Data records
## Start
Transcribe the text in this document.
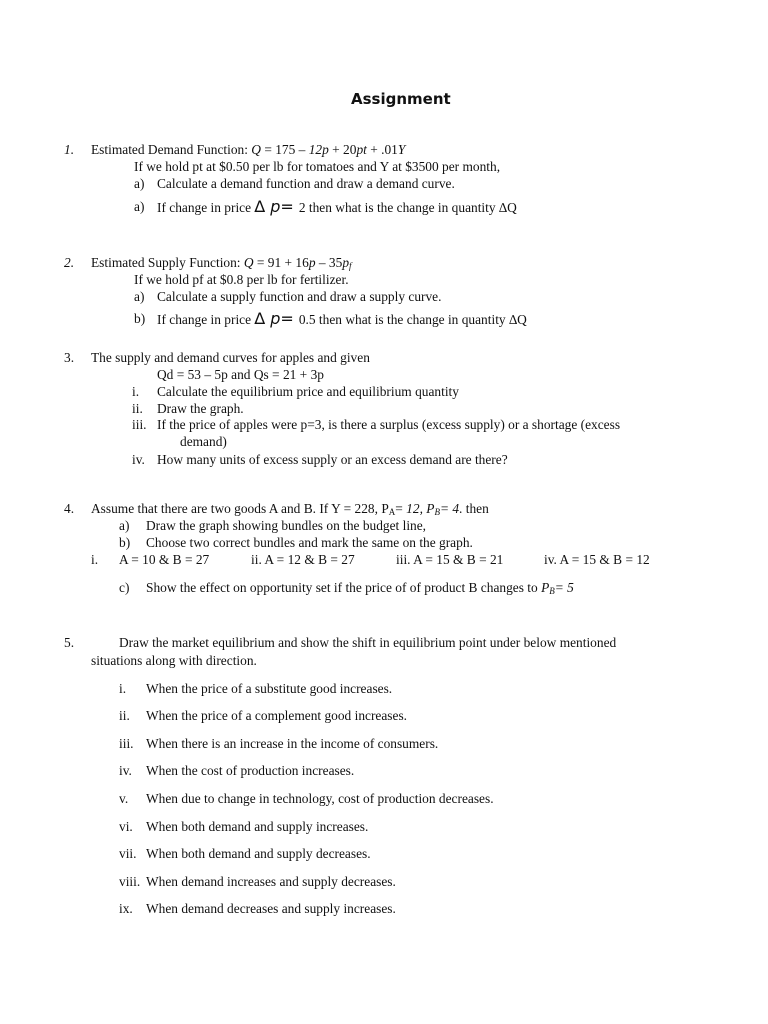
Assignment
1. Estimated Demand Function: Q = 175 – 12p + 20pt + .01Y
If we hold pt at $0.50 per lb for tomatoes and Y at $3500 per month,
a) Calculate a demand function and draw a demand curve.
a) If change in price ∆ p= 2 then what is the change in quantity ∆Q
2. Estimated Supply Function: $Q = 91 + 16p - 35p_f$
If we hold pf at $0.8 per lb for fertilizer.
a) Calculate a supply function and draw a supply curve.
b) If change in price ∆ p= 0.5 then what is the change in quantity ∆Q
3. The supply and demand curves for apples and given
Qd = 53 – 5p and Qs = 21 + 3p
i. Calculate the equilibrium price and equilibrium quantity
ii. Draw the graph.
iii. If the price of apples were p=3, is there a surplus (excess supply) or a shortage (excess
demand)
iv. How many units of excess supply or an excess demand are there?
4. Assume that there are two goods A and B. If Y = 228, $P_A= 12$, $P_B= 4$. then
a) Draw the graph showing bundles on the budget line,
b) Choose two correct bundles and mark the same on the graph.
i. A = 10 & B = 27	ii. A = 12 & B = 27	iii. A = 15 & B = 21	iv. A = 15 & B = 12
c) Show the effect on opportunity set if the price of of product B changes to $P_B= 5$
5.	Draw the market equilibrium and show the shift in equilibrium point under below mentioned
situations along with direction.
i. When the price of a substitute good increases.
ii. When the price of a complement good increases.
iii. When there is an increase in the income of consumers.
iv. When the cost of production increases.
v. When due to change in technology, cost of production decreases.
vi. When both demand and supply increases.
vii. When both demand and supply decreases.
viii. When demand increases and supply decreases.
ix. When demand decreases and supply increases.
## End
## Start
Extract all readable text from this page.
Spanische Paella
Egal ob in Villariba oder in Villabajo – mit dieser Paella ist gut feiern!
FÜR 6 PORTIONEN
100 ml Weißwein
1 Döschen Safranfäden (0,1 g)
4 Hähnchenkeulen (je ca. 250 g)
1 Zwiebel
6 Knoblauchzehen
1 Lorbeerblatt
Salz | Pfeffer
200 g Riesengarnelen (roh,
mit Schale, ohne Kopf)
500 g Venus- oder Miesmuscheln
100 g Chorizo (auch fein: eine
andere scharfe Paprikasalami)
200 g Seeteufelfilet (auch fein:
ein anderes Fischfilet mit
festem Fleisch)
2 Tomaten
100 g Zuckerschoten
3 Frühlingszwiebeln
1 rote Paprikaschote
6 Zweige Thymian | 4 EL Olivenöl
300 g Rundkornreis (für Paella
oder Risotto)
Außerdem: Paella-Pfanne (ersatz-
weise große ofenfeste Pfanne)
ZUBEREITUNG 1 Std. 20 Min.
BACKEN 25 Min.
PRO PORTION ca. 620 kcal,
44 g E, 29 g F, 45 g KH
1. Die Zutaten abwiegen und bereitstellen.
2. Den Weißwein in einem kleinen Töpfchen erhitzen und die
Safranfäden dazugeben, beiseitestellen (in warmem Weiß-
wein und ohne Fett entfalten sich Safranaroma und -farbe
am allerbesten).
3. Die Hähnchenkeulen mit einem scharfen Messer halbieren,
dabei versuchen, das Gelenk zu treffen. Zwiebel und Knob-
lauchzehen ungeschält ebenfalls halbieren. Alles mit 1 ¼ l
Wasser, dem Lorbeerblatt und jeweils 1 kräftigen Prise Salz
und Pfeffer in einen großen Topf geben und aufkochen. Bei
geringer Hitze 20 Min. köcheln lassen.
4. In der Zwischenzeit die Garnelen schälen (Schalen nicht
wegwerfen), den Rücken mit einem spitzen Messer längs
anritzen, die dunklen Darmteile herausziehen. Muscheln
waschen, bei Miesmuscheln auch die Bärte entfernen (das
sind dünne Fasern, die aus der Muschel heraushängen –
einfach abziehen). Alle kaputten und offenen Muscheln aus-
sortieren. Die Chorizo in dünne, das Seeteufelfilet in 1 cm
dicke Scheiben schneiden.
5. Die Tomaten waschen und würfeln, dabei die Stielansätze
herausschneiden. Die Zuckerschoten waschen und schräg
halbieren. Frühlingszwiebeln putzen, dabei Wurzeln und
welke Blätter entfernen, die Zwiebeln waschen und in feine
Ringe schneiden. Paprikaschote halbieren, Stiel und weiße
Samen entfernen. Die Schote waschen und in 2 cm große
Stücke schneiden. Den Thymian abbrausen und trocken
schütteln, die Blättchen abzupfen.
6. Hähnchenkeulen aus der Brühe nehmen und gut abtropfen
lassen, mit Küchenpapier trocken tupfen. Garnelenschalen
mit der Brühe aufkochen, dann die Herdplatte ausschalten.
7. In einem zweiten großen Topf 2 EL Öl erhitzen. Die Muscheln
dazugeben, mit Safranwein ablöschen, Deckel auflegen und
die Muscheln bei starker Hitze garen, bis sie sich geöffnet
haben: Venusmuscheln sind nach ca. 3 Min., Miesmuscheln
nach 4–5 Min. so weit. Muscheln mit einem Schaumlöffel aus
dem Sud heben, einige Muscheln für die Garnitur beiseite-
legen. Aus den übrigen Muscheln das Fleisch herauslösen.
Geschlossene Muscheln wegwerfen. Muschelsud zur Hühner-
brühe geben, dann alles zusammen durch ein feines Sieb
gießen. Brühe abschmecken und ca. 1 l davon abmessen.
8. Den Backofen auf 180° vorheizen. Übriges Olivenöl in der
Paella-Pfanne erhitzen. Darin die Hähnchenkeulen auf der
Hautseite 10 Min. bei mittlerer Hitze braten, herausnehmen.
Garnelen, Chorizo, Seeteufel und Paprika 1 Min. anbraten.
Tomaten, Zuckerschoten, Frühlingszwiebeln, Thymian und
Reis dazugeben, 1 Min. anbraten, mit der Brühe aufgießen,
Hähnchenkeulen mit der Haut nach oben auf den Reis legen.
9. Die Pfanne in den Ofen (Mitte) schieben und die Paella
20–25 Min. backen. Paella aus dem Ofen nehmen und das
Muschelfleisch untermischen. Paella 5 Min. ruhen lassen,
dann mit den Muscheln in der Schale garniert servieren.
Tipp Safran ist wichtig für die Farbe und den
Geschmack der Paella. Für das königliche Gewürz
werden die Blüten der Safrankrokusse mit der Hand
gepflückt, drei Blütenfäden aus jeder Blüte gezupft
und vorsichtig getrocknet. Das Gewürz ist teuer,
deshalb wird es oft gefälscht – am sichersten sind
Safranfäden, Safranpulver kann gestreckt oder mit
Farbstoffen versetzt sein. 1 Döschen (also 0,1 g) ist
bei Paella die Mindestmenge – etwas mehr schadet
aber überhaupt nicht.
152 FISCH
## End
## Start
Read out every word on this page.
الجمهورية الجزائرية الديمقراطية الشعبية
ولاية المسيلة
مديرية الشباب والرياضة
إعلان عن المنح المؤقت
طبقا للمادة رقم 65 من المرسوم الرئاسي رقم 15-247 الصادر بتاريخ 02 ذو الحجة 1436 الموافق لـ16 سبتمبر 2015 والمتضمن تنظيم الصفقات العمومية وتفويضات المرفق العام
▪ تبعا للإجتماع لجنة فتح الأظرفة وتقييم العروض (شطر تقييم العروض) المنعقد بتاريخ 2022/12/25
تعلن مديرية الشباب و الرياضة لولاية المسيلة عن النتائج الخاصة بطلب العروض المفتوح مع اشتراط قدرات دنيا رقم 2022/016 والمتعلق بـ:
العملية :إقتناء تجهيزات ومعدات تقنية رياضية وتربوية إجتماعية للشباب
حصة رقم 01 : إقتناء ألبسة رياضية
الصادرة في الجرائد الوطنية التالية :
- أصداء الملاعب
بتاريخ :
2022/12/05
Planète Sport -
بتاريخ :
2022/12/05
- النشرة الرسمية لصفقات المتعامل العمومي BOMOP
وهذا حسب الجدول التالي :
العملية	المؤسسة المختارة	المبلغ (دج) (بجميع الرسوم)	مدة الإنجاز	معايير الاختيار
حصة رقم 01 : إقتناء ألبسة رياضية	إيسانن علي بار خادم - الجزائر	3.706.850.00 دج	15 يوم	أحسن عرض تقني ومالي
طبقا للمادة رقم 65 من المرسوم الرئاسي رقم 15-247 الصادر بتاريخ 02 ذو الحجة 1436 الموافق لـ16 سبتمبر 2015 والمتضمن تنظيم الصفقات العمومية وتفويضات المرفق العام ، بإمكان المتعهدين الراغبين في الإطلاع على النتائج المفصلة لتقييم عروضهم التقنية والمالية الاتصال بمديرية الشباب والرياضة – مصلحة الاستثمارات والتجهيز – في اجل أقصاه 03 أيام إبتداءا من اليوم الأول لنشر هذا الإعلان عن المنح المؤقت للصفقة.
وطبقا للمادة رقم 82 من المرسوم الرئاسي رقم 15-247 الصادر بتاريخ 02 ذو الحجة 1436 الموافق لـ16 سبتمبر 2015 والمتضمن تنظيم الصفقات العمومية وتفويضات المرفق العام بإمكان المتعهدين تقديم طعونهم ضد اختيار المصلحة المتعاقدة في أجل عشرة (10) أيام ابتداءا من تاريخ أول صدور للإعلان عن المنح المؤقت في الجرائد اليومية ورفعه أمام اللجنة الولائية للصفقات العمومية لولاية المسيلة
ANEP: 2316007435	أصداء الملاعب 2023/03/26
## End
- _DIRECTIVE_: Every line holding "الرئاسي" should be copied out.

- _CORRECT OUTPUT_:
طبقا للمادة رقم 65 من المرسوم الرئاسي رقم 15-247 الصادر بتاريخ 02 ذو الحجة 1436 الموافق لـ16 سبتمبر 2015 والمتضمن تنظيم الصفقات العمومية وتفويضات المرفق العام
طبقا للمادة رقم 65 من المرسوم الرئاسي رقم 15-247 الصادر بتاريخ 02 ذو الحجة 1436 الموافق لـ16 سبتمبر 2015 والمتضمن تنظيم الصفقات العمومية وتفويضات المرفق العام ، بإمكان المتعهدين الراغبين في الإطلاع على النتائج المفصلة لتقييم عروضهم التقنية والمالية الاتصال بمديرية الشباب والرياضة – مصلحة الاستثمارات والتجهيز – في اجل أقصاه 03 أيام إبتداءا من اليوم الأول لنشر هذا الإعلان عن المنح المؤقت للصفقة.
وطبقا للمادة رقم 82 من المرسوم الرئاسي رقم 15-247 الصادر بتاريخ 02 ذو الحجة 1436 الموافق لـ16 سبتمبر 2015 والمتضمن تنظيم الصفقات العمومية وتفويضات المرفق العام بإمكان المتعهدين تقديم طعونهم ضد اختيار المصلحة المتعاقدة في أجل عشرة (10) أيام ابتداءا من تاريخ أول صدور للإعلان عن المنح المؤقت في الجرائد اليومية ورفعه أمام اللجنة الولائية للصفقات العمومية لولاية المسيلة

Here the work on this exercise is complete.